__EXERCISE TASK__: The data below should be restated word for word, with every picture omitted.

Data excerpts:
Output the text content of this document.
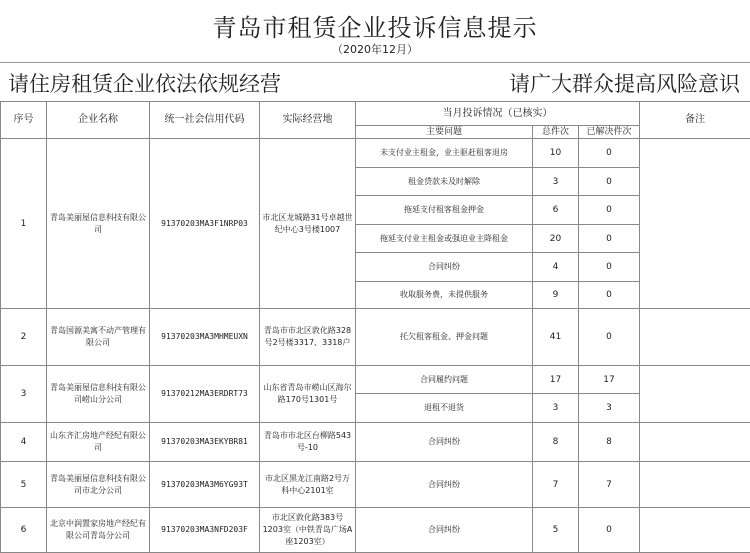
青岛市租赁企业投诉信息提示
（2020年12月）
请住房租赁企业依法依规经营	请广大群众提高风险意识
序号	企业名称	统一社会信用代码	实际经营地	当月投诉情况（已核实）			备注
				主要问题	总件次	已解决件次	
1	青岛美丽屋信息科技有限公司	91370203MA3F1NRP03	市北区龙城路31号卓越世纪中心3号楼1007	未支付业主租金，业主驱赶租客退房	10	0	
				租金贷款未及时解除	3	0	
				拖延支付租客租金押金	6	0	
				拖延支付业主租金或强迫业主降租金	20	0	
				合同纠纷	4	0	
				收取服务费，未提供服务	9	0	
2	青岛国源美寓不动产管理有限公司	91370203MA3MHMEUXN	青岛市市北区敦化路328号2号楼3317、3318户	托欠租客租金、押金问题	41	0	
3	青岛美丽屋信息科技有限公司崂山分公司	91370212MA3ERDRT73	山东省青岛市崂山区海尔路170号1301号	合同履约问题	17	17	
				退租不退货	3	3	
4	山东齐汇房地产经纪有限公司	91370203MA3EKYBR81	青岛市市北区台柳路543号-10	合同纠纷	8	8	
5	青岛美丽屋信息科技有限公司市北分公司	91370203MA3M6YG93T	市北区黑龙江南路2号万科中心2101室	合同纠纷	7	7	
6	北京中润置家房地产经纪有限公司青岛分公司	91370203MA3NFD203F	市北区敦化路383号1203室（中铁青岛广场A座1203室）	合同纠纷	5	0	
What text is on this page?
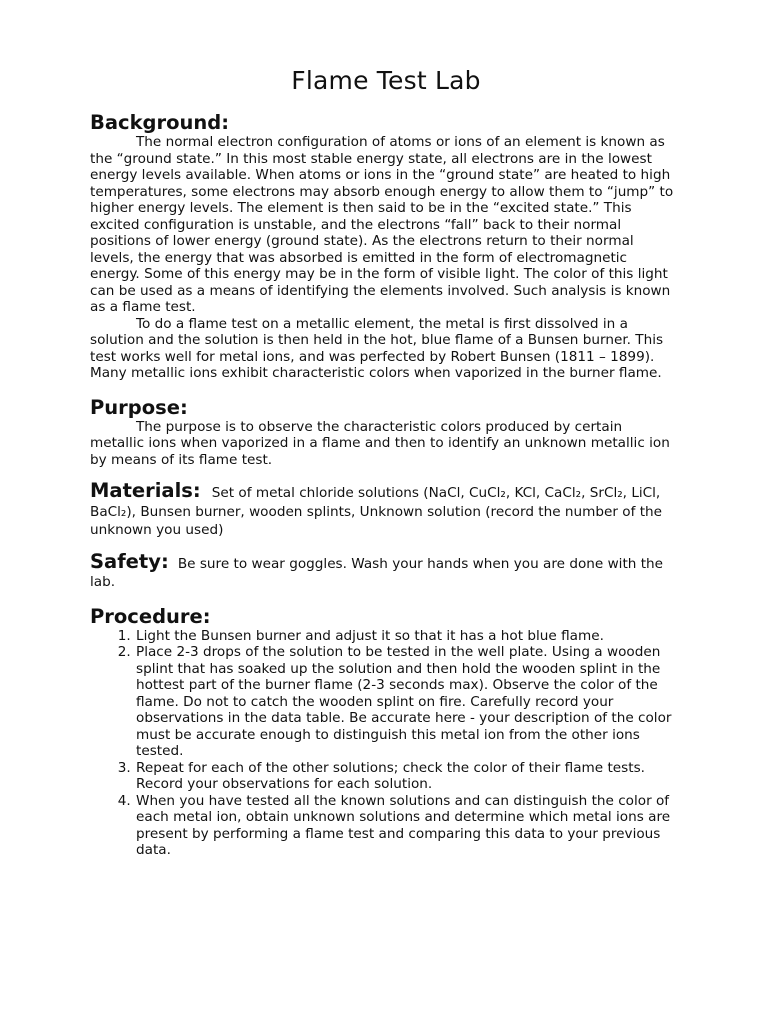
Flame Test Lab
Background:

The normal electron configuration of atoms or ions of an element is known as the “ground state.” In this most stable energy state, all electrons are in the lowest energy levels available. When atoms or ions in the “ground state” are heated to high temperatures, some electrons may absorb enough energy to allow them to “jump” to higher energy levels. The element is then said to be in the “excited state.” This excited configuration is unstable, and the electrons “fall” back to their normal positions of lower energy (ground state). As the electrons return to their normal levels, the energy that was absorbed is emitted in the form of electromagnetic energy. Some of this energy may be in the form of visible light. The color of this light can be used as a means of identifying the elements involved. Such analysis is known as a flame test.

To do a flame test on a metallic element, the metal is first dissolved in a solution and the solution is then held in the hot, blue flame of a Bunsen burner. This test works well for metal ions, and was perfected by Robert Bunsen (1811 – 1899). Many metallic ions exhibit characteristic colors when vaporized in the burner flame.

Purpose:

The purpose is to observe the characteristic colors produced by certain metallic ions when vaporized in a flame and then to identify an unknown metallic ion by means of its flame test.

Materials: Set of metal chloride solutions (NaCl, CuCl₂, KCl, CaCl₂, SrCl₂, LiCl, BaCl₂), Bunsen burner, wooden splints, Unknown solution (record the number of the unknown you used)
Safety: Be sure to wear goggles. Wash your hands when you are done with the lab.
Procedure:
1. Light the Bunsen burner and adjust it so that it has a hot blue flame.
2. Place 2-3 drops of the solution to be tested in the well plate. Using a wooden splint that has soaked up the solution and then hold the wooden splint in the hottest part of the burner flame (2-3 seconds max). Observe the color of the flame. Do not to catch the wooden splint on fire. Carefully record your observations in the data table. Be accurate here - your description of the color must be accurate enough to distinguish this metal ion from the other ions tested.
3. Repeat for each of the other solutions; check the color of their flame tests. Record your observations for each solution.
4. When you have tested all the known solutions and can distinguish the color of each metal ion, obtain unknown solutions and determine which metal ions are present by performing a flame test and comparing this data to your previous data.
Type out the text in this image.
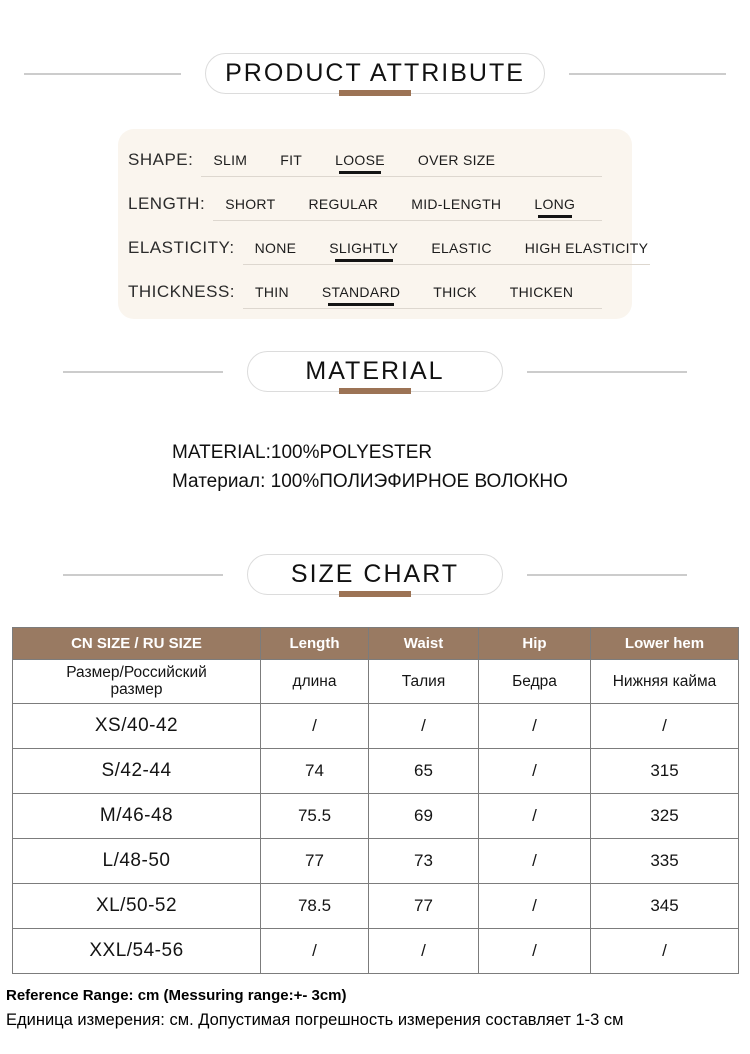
PRODUCT ATTRIBUTE
SHAPE:	SLIM FIT LOOSE OVER SIZE
LENGTH:	SHORT REGULAR MID-LENGTH LONG
ELASTICITY:	NONE SLIGHTLY ELASTIC HIGH ELASTICITY
THICKNESS:	THIN STANDARD THICK THICKEN
MATERIAL
MATERIAL:100%POLYESTER
Материал: 100%ПОЛИЭФИРНОЕ ВОЛОКНО
SIZE CHART
CN SIZE / RU SIZE	Length	Waist	Hip	Lower hem
Размер/Российский размер	длина	Талия	Бедра	Нижняя кайма
XS/40-42	/	/	/	/
S/42-44	74	65	/	315
M/46-48	75.5	69	/	325
L/48-50	77	73	/	335
XL/50-52	78.5	77	/	345
XXL/54-56	/	/	/	/
Reference Range: cm (Messuring range:+- 3cm)
Единица измерения: см. Допустимая погрешность измерения составляет 1-3 см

__EXPECTED ANSWER__:
Output the text content of this document.
青岛市租赁企业投诉信息提示
（2020年12月）
请住房租赁企业依法依规经营	请广大群众提高风险意识
序号	企业名称	统一社会信用代码	实际经营地	当月投诉情况（已核实）			备注
				主要问题	总件次	已解决件次	
1	青岛美丽屋信息科技有限公司	91370203MA3F1NRP03	市北区龙城路31号卓越世纪中心3号楼1007	未支付业主租金，业主驱赶租客退房	10	0	
				租金贷款未及时解除	3	0	
				拖延支付租客租金押金	6	0	
				拖延支付业主租金或强迫业主降租金	20	0	
				合同纠纷	4	0	
				收取服务费，未提供服务	9	0	
2	青岛国源美寓不动产管理有限公司	91370203MA3MHMEUXN	青岛市市北区敦化路328号2号楼3317、3318户	托欠租客租金、押金问题	41	0	
3	青岛美丽屋信息科技有限公司崂山分公司	91370212MA3ERDRT73	山东省青岛市崂山区海尔路170号1301号	合同履约问题	17	17	
				退租不退货	3	3	
4	山东齐汇房地产经纪有限公司	91370203MA3EKYBR81	青岛市市北区台柳路543号-10	合同纠纷	8	8	
5	青岛美丽屋信息科技有限公司市北分公司	91370203MA3M6YG93T	市北区黑龙江南路2号万科中心2101室	合同纠纷	7	7	
6	北京中润置家房地产经纪有限公司青岛分公司	91370203MA3NFD203F	市北区敦化路383号1203室（中铁青岛广场A座1203室）	合同纠纷	5	0	
What text is on this page?
Flame Test Lab
Background:

The normal electron configuration of atoms or ions of an element is known as the “ground state.” In this most stable energy state, all electrons are in the lowest energy levels available. When atoms or ions in the “ground state” are heated to high temperatures, some electrons may absorb enough energy to allow them to “jump” to higher energy levels. The element is then said to be in the “excited state.” This excited configuration is unstable, and the electrons “fall” back to their normal positions of lower energy (ground state). As the electrons return to their normal levels, the energy that was absorbed is emitted in the form of electromagnetic energy. Some of this energy may be in the form of visible light. The color of this light can be used as a means of identifying the elements involved. Such analysis is known as a flame test.

To do a flame test on a metallic element, the metal is first dissolved in a solution and the solution is then held in the hot, blue flame of a Bunsen burner. This test works well for metal ions, and was perfected by Robert Bunsen (1811 – 1899). Many metallic ions exhibit characteristic colors when vaporized in the burner flame.

Purpose:

The purpose is to observe the characteristic colors produced by certain metallic ions when vaporized in a flame and then to identify an unknown metallic ion by means of its flame test.

Materials: Set of metal chloride solutions (NaCl, CuCl₂, KCl, CaCl₂, SrCl₂, LiCl, BaCl₂), Bunsen burner, wooden splints, Unknown solution (record the number of the unknown you used)
Safety: Be sure to wear goggles. Wash your hands when you are done with the lab.
Procedure:
1. Light the Bunsen burner and adjust it so that it has a hot blue flame.
2. Place 2-3 drops of the solution to be tested in the well plate. Using a wooden splint that has soaked up the solution and then hold the wooden splint in the hottest part of the burner flame (2-3 seconds max). Observe the color of the flame. Do not to catch the wooden splint on fire. Carefully record your observations in the data table. Be accurate here - your description of the color must be accurate enough to distinguish this metal ion from the other ions tested.
3. Repeat for each of the other solutions; check the color of their flame tests. Record your observations for each solution.
4. When you have tested all the known solutions and can distinguish the color of each metal ion, obtain unknown solutions and determine which metal ions are present by performing a flame test and comparing this data to your previous data.
Type out the text in this image.
PRODUCT ATTRIBUTE
SHAPE:	SLIM FIT LOOSE OVER SIZE
LENGTH:	SHORT REGULAR MID-LENGTH LONG
ELASTICITY:	NONE SLIGHTLY ELASTIC HIGH ELASTICITY
THICKNESS:	THIN STANDARD THICK THICKEN
MATERIAL
MATERIAL:100%POLYESTER
Материал: 100%ПОЛИЭФИРНОЕ ВОЛОКНО
SIZE CHART
CN SIZE / RU SIZE	Length	Waist	Hip	Lower hem
Размер/Российский размер	длина	Талия	Бедра	Нижняя кайма
XS/40-42	/	/	/	/
S/42-44	74	65	/	315
M/46-48	75.5	69	/	325
L/48-50	77	73	/	335
XL/50-52	78.5	77	/	345
XXL/54-56	/	/	/	/
Reference Range: cm (Messuring range:+- 3cm)
Единица измерения: см. Допустимая погрешность измерения составляет 1-3 см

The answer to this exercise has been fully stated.